- [DATASET RECORDS]
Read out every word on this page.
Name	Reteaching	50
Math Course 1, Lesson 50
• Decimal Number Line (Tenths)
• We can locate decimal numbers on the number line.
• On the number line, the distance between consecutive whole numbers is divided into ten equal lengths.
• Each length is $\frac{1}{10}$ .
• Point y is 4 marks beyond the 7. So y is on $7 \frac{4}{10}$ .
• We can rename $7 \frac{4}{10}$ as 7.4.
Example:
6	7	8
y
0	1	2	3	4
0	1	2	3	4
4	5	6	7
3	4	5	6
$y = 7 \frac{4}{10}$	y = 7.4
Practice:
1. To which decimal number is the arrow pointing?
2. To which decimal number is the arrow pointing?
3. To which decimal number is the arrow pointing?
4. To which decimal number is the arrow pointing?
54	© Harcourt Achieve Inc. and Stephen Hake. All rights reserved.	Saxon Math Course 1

- [OBJECTIVE] Each line of the material should be duplicated exactly, please.

- [COMPLETED EXERCISE]
Read out every word on this page.
Name	Reteaching	50
Math Course 1, Lesson 50
• Decimal Number Line (Tenths)
• We can locate decimal numbers on the number line.
• On the number line, the distance between consecutive whole numbers is divided into ten equal lengths.
• Each length is $\frac{1}{10}$ .
• Point y is 4 marks beyond the 7. So y is on $7 \frac{4}{10}$ .
• We can rename $7 \frac{4}{10}$ as 7.4.
Example:
6	7	8
y
0	1	2	3	4
0	1	2	3	4
4	5	6	7
3	4	5	6
$y = 7 \frac{4}{10}$	y = 7.4
Practice:
1. To which decimal number is the arrow pointing?
2. To which decimal number is the arrow pointing?
3. To which decimal number is the arrow pointing?
4. To which decimal number is the arrow pointing?
54	© Harcourt Achieve Inc. and Stephen Hake. All rights reserved.	Saxon Math Course 1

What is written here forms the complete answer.